JOB - In the listing below, find every line containing "الصاحب" and copy it out.

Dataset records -
◆ ◆ ◆
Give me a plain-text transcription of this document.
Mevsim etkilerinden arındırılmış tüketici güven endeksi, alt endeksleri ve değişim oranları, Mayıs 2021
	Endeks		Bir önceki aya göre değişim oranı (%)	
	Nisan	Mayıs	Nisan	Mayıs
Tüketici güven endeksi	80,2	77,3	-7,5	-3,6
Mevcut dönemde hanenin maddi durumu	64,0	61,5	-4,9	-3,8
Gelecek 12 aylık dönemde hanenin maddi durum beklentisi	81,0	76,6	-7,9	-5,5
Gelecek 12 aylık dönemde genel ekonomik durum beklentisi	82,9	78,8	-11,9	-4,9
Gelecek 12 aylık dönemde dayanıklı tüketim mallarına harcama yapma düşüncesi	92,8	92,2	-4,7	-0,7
◆ ◆ ◆
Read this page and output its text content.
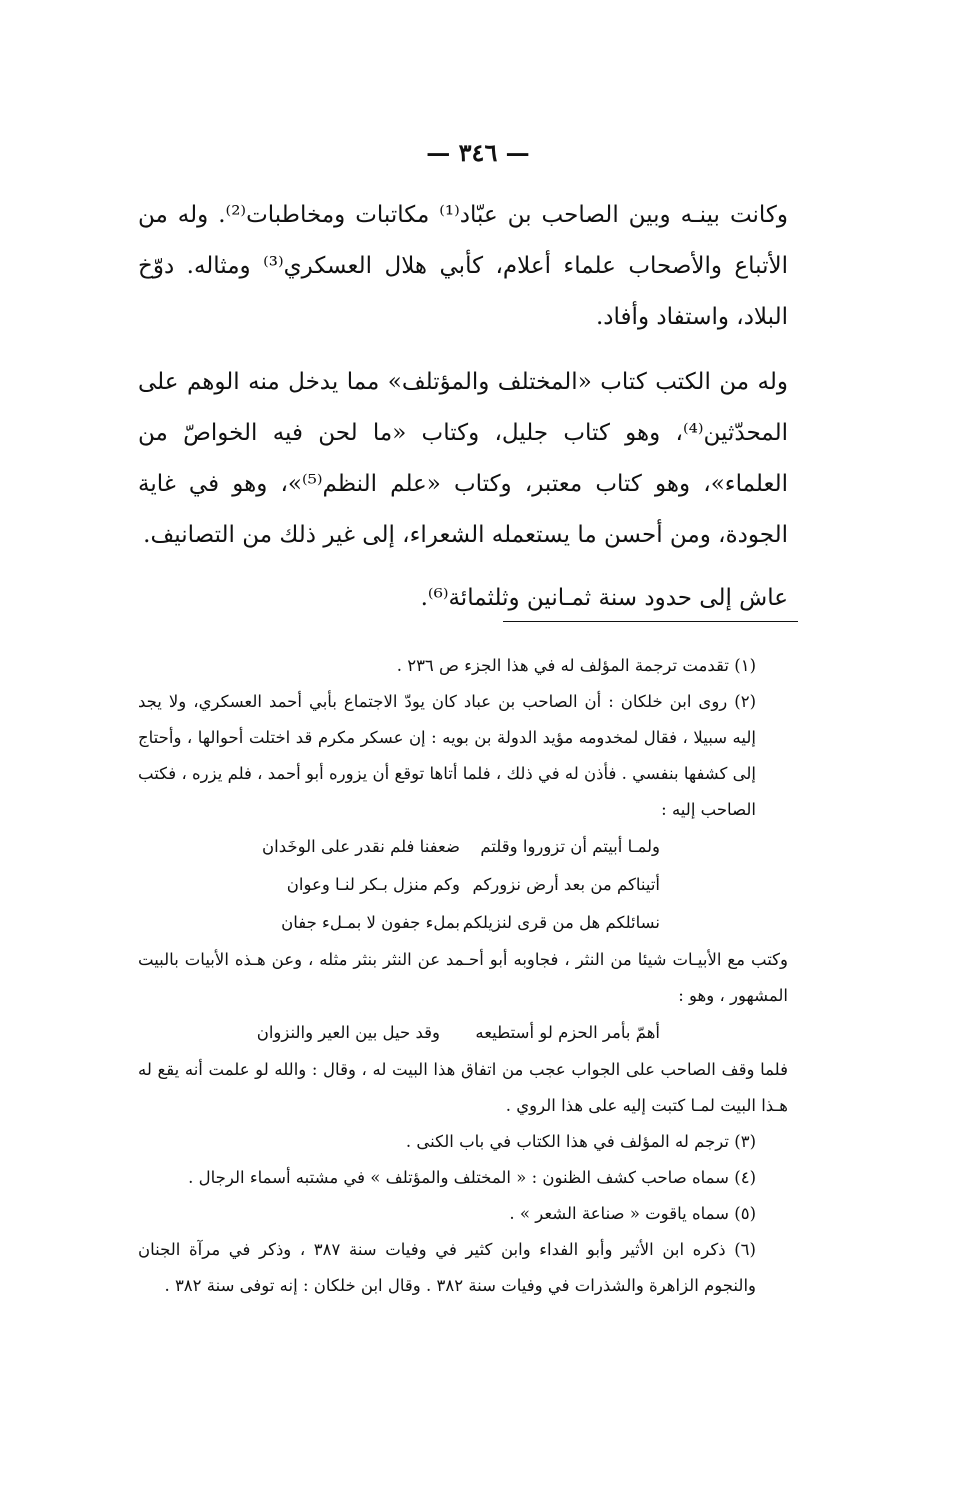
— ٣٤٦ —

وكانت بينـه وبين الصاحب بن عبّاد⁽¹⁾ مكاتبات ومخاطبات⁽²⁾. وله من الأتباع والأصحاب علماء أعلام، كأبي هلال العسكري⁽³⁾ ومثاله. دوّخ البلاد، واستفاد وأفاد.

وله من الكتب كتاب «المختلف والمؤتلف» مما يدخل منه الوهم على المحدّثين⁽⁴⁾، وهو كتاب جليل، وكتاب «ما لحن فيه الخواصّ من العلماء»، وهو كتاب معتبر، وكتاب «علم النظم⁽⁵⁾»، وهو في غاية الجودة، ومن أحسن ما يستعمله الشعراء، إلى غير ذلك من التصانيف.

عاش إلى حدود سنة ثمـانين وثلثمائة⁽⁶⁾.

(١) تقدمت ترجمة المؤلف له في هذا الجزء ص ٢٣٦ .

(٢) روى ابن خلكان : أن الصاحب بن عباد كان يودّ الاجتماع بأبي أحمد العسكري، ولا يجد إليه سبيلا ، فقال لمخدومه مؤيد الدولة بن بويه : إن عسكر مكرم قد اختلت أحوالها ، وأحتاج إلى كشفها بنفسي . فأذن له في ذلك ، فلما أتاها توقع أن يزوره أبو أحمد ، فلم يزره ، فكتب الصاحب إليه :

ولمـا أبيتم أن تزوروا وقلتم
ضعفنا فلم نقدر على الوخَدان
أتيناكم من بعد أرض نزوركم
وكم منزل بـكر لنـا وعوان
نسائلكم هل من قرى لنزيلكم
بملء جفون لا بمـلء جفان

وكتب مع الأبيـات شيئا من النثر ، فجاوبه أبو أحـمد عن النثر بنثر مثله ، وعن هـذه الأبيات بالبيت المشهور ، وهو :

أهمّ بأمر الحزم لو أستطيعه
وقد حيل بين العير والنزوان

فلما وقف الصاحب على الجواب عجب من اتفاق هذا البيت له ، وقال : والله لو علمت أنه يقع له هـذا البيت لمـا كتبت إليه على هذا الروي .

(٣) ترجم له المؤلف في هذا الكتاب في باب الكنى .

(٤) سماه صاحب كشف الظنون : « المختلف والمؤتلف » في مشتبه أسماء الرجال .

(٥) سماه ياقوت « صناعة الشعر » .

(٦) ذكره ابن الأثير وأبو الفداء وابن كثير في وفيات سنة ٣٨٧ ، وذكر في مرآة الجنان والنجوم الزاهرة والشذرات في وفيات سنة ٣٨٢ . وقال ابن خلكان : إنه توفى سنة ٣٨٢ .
◆ ◆ ◆
THE ANSWER -
وكانت بينـه وبين الصاحب بن عبّاد⁽¹⁾ مكاتبات ومخاطبات⁽²⁾. وله من الأتباع والأصحاب علماء أعلام، كأبي هلال العسكري⁽³⁾ ومثاله. دوّخ البلاد، واستفاد وأفاد.
(٢) روى ابن خلكان : أن الصاحب بن عباد كان يودّ الاجتماع بأبي أحمد العسكري، ولا يجد إليه سبيلا ، فقال لمخدومه مؤيد الدولة بن بويه : إن عسكر مكرم قد اختلت أحوالها ، وأحتاج إلى كشفها بنفسي . فأذن له في ذلك ، فلما أتاها توقع أن يزوره أبو أحمد ، فلم يزره ، فكتب الصاحب إليه :
فلما وقف الصاحب على الجواب عجب من اتفاق هذا البيت له ، وقال : والله لو علمت أنه يقع له هـذا البيت لمـا كتبت إليه على هذا الروي .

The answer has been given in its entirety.